YOUR INSTRUCTIONS: Begin with the line that contains "What text is on this page?" and transcribe each line after it, up to and including the last line of the listing below.

RECORDS FOR THIS TASK:

------------------------

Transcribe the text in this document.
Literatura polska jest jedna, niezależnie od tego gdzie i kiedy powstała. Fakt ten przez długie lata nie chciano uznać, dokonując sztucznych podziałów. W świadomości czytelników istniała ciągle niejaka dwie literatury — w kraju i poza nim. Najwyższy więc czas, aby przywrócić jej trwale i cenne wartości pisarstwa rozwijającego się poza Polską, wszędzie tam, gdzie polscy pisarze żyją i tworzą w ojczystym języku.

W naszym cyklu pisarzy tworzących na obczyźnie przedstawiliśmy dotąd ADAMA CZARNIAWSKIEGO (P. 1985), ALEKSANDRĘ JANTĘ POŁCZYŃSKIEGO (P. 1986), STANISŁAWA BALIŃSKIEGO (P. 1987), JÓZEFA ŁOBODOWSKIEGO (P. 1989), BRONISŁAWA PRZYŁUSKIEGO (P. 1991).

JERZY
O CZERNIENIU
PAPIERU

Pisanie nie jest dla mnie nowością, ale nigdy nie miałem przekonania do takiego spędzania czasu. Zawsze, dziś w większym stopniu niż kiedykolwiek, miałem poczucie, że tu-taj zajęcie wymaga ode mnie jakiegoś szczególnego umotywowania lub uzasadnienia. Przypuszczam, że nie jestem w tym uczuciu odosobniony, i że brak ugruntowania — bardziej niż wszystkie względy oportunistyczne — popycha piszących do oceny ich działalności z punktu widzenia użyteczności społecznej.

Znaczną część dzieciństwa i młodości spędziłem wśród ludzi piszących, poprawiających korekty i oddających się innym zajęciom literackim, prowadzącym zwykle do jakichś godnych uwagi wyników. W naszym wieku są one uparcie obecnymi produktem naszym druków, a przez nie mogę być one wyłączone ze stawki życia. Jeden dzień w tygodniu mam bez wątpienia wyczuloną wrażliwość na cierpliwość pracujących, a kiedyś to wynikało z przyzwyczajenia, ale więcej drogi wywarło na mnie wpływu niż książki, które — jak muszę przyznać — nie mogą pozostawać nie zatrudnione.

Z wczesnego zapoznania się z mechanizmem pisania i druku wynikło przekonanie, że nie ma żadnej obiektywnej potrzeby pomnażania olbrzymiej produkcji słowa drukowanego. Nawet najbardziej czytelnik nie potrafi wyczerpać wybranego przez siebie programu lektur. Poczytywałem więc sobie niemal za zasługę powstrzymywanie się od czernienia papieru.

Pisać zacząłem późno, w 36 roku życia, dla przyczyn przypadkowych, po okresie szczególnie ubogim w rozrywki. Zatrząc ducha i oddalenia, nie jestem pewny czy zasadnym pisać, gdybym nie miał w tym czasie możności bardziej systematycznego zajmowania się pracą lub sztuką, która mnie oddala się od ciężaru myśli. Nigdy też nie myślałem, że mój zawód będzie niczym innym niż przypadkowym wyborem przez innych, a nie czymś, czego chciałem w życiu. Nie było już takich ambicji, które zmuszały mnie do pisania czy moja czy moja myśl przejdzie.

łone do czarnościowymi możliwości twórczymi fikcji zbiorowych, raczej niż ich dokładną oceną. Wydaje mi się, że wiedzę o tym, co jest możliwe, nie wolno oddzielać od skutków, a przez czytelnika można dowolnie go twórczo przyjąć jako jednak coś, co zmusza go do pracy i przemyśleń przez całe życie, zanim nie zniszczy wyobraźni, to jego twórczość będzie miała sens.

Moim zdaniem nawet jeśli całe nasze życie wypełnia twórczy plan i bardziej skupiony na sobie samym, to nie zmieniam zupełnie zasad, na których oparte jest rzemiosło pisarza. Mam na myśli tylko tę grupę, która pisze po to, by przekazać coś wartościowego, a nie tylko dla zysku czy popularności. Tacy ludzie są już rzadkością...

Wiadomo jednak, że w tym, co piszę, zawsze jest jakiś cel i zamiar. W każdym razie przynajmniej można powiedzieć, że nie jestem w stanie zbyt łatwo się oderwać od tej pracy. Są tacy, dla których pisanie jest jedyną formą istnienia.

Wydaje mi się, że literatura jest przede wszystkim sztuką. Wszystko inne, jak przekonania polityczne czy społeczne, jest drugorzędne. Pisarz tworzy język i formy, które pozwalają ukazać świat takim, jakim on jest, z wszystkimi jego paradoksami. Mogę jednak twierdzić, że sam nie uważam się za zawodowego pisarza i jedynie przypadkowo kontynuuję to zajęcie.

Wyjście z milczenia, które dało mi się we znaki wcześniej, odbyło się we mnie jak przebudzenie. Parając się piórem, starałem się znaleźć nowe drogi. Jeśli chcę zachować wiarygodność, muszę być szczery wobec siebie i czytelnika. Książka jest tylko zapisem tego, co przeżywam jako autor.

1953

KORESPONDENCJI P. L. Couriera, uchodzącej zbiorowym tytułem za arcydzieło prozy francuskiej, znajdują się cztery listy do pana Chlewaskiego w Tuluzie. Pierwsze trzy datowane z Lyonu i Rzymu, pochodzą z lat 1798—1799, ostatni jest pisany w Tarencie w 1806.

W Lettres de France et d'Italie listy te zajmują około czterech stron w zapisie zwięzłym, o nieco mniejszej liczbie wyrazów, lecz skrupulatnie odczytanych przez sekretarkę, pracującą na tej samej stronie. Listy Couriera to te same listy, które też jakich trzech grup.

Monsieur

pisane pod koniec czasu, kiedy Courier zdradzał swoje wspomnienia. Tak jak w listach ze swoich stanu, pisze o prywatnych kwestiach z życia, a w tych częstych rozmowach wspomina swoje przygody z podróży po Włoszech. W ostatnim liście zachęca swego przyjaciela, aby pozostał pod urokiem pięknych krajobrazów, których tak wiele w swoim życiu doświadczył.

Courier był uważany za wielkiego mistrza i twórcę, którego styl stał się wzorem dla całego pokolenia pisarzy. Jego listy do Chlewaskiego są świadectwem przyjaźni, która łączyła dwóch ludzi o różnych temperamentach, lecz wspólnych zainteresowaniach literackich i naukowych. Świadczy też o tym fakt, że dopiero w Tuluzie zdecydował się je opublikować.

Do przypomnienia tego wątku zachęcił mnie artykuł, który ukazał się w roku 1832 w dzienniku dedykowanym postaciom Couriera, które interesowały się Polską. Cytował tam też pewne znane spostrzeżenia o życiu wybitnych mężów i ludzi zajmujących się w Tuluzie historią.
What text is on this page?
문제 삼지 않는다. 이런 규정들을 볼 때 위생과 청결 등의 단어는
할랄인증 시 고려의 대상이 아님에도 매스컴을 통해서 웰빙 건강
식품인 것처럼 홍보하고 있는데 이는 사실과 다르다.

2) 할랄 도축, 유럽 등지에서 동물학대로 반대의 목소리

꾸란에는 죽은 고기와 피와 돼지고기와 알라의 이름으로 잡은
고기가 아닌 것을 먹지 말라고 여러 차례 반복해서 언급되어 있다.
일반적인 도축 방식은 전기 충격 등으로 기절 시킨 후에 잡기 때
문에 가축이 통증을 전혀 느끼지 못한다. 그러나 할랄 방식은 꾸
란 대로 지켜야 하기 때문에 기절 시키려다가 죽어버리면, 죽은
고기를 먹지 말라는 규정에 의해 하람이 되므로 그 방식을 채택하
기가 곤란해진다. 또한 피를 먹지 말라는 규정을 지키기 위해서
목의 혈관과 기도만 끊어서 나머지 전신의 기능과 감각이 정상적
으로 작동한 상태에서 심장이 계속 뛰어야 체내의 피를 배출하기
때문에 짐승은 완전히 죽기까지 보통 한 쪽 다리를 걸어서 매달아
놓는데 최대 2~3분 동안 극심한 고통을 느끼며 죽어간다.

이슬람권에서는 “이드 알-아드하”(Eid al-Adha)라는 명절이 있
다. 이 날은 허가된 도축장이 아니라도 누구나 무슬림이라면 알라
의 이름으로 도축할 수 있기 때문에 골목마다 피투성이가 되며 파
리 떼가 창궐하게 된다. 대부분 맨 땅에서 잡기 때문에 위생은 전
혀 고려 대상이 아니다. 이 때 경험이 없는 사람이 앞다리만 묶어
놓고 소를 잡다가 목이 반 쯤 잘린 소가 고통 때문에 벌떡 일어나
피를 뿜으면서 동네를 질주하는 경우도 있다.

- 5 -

------------------------

ANSWER:
What text is on this page?
문제 삼지 않는다. 이런 규정들을 볼 때 위생과 청결 등의 단어는
할랄인증 시 고려의 대상이 아님에도 매스컴을 통해서 웰빙 건강
식품인 것처럼 홍보하고 있는데 이는 사실과 다르다.

2) 할랄 도축, 유럽 등지에서 동물학대로 반대의 목소리

꾸란에는 죽은 고기와 피와 돼지고기와 알라의 이름으로 잡은
고기가 아닌 것을 먹지 말라고 여러 차례 반복해서 언급되어 있다.
일반적인 도축 방식은 전기 충격 등으로 기절 시킨 후에 잡기 때
문에 가축이 통증을 전혀 느끼지 못한다. 그러나 할랄 방식은 꾸
란 대로 지켜야 하기 때문에 기절 시키려다가 죽어버리면, 죽은
고기를 먹지 말라는 규정에 의해 하람이 되므로 그 방식을 채택하
기가 곤란해진다. 또한 피를 먹지 말라는 규정을 지키기 위해서
목의 혈관과 기도만 끊어서 나머지 전신의 기능과 감각이 정상적
으로 작동한 상태에서 심장이 계속 뛰어야 체내의 피를 배출하기
때문에 짐승은 완전히 죽기까지 보통 한 쪽 다리를 걸어서 매달아
놓는데 최대 2~3분 동안 극심한 고통을 느끼며 죽어간다.

이슬람권에서는 “이드 알-아드하”(Eid al-Adha)라는 명절이 있
다. 이 날은 허가된 도축장이 아니라도 누구나 무슬림이라면 알라
의 이름으로 도축할 수 있기 때문에 골목마다 피투성이가 되며 파
리 떼가 창궐하게 된다. 대부분 맨 땅에서 잡기 때문에 위생은 전
혀 고려 대상이 아니다. 이 때 경험이 없는 사람이 앞다리만 묶어
놓고 소를 잡다가 목이 반 쯤 잘린 소가 고통 때문에 벌떡 일어나
피를 뿜으면서 동네를 질주하는 경우도 있다.

- 5 -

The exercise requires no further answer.